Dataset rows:
-------------------------

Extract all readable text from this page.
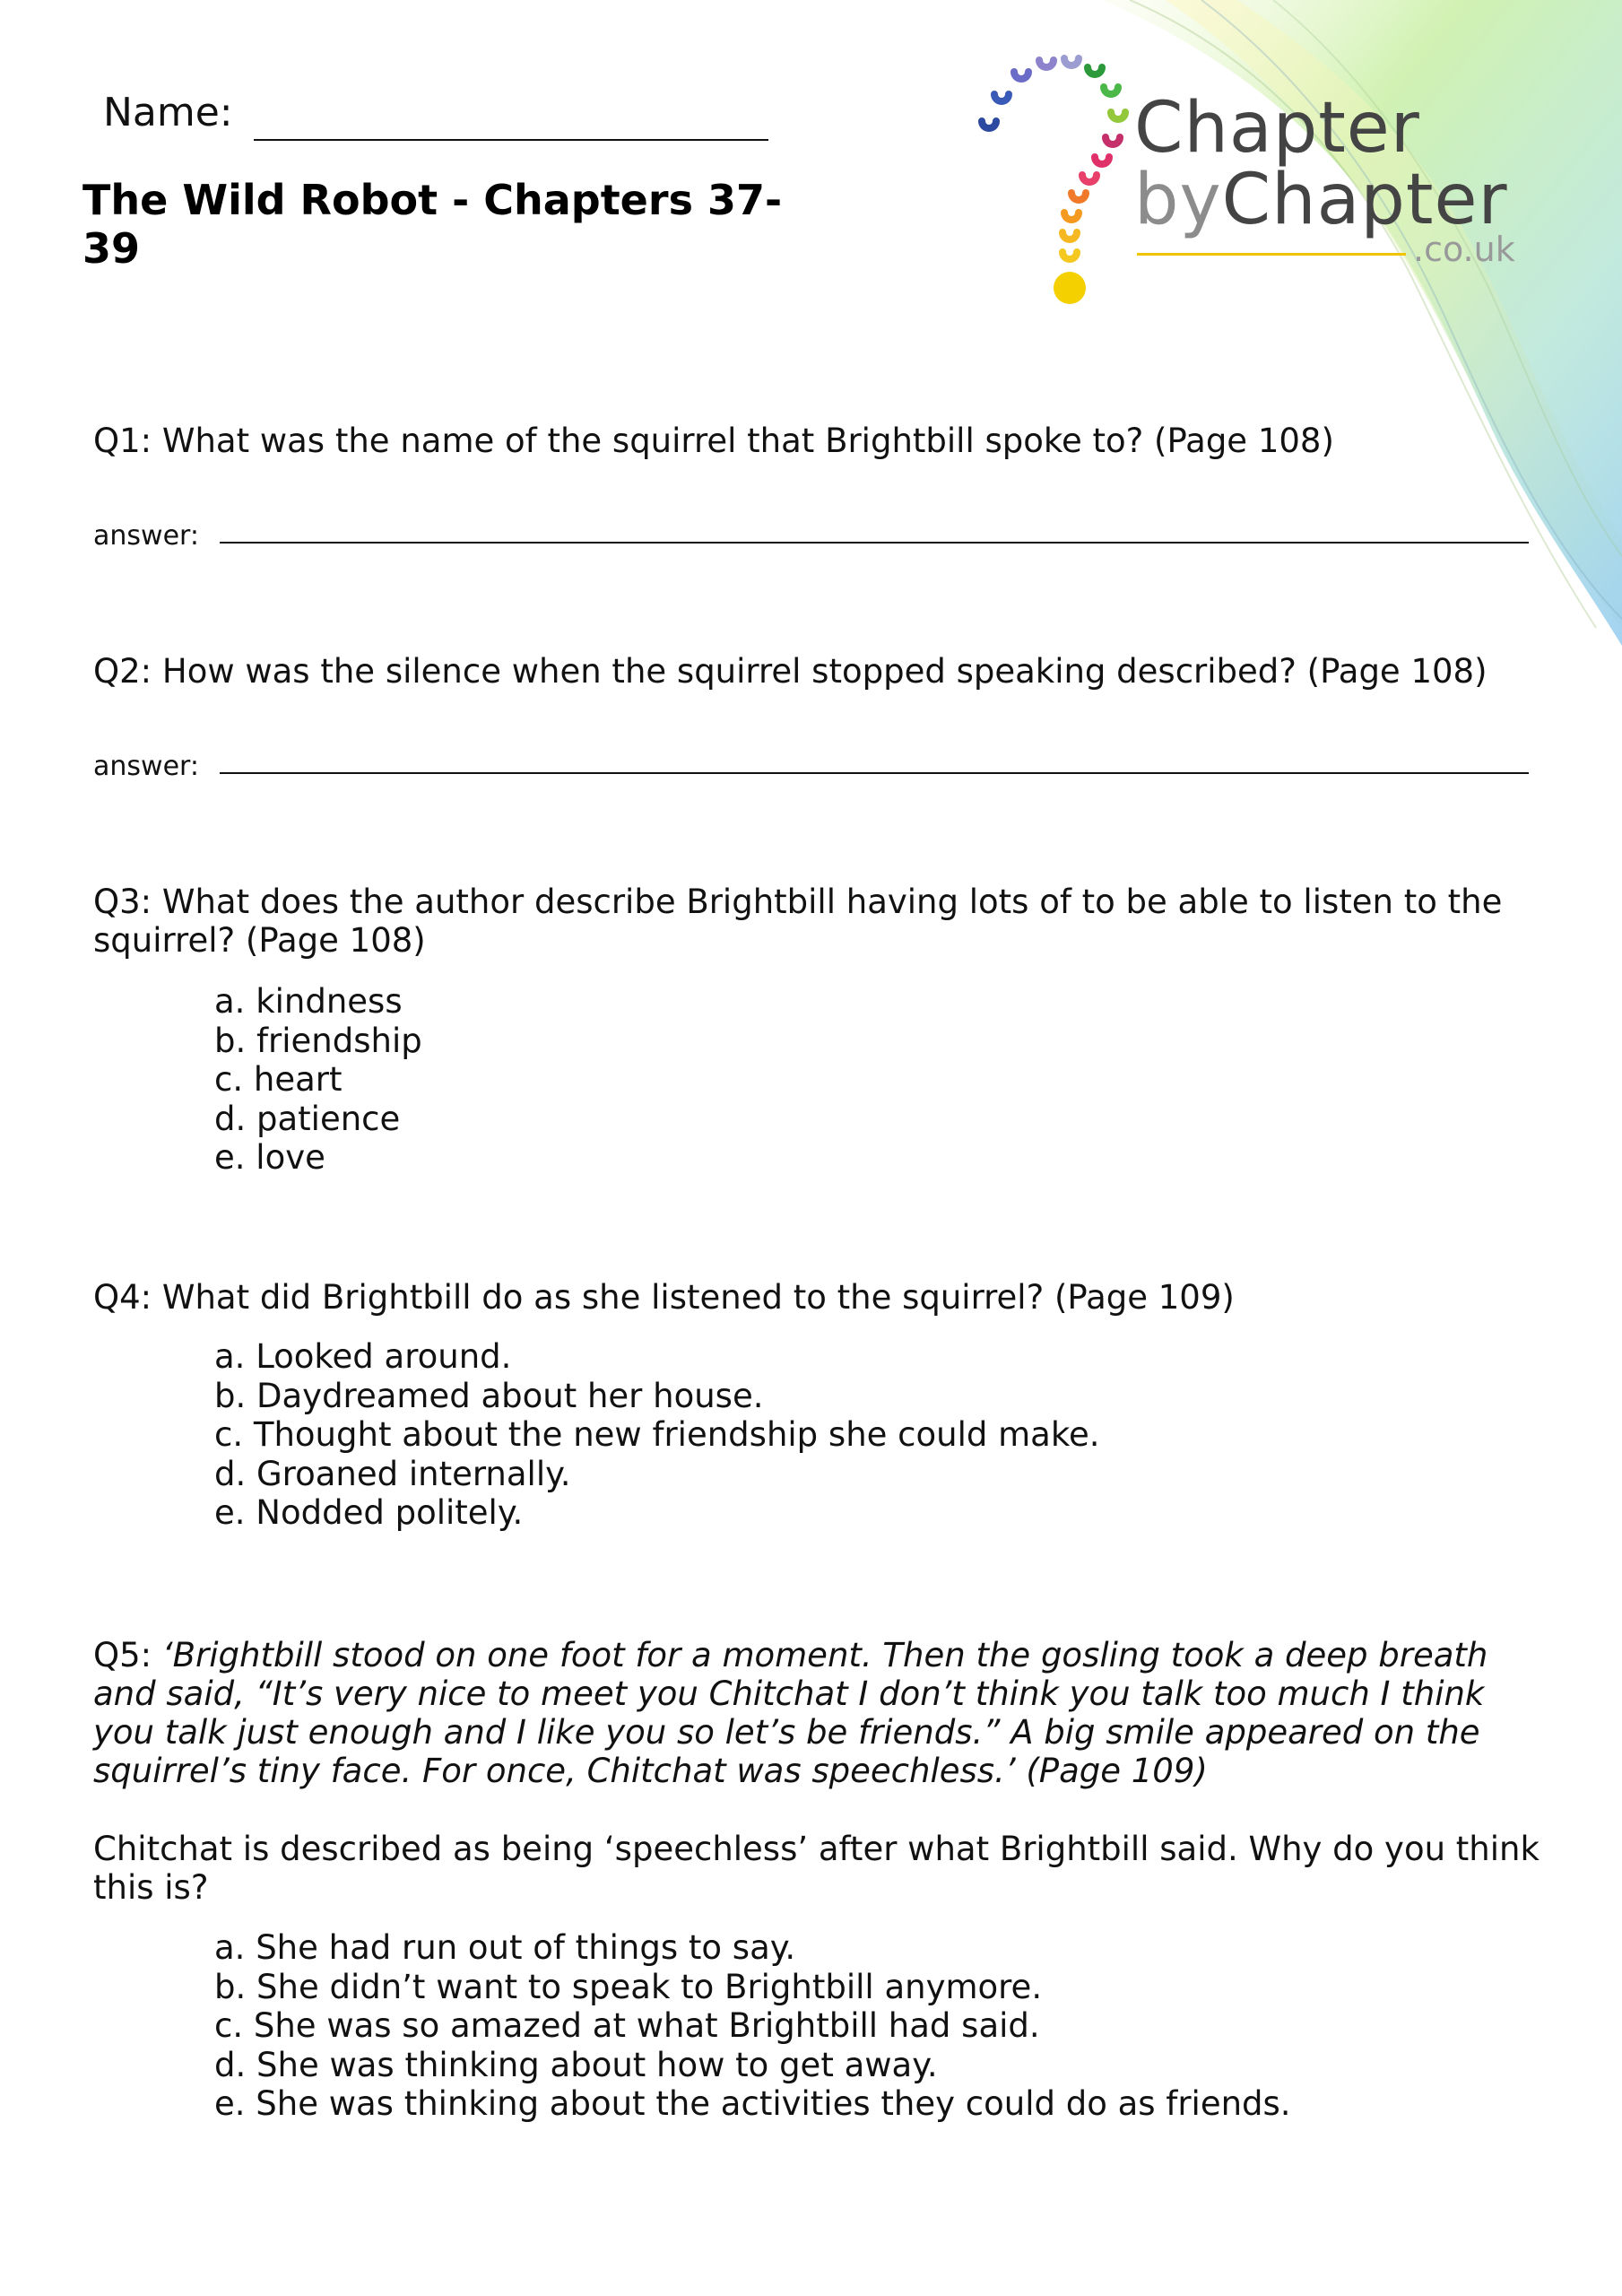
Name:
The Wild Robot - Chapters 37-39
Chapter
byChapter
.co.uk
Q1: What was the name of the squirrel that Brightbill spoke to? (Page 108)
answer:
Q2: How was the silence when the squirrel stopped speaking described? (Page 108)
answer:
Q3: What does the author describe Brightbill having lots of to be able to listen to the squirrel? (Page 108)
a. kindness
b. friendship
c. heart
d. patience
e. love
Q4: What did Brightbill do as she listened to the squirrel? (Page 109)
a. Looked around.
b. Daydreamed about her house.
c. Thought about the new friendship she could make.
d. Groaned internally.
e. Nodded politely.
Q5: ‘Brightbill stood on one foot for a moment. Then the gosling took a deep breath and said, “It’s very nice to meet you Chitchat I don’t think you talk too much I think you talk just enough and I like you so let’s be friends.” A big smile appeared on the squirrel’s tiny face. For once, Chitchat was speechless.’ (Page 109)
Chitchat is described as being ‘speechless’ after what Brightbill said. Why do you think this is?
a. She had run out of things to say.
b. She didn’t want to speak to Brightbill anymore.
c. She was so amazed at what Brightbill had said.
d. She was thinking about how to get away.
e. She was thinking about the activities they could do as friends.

-------------------------

**SET TASK**
Copy out the lines that hold "friendship".

**TASK OUTPUT**
b. friendship
c. Thought about the new friendship she could make.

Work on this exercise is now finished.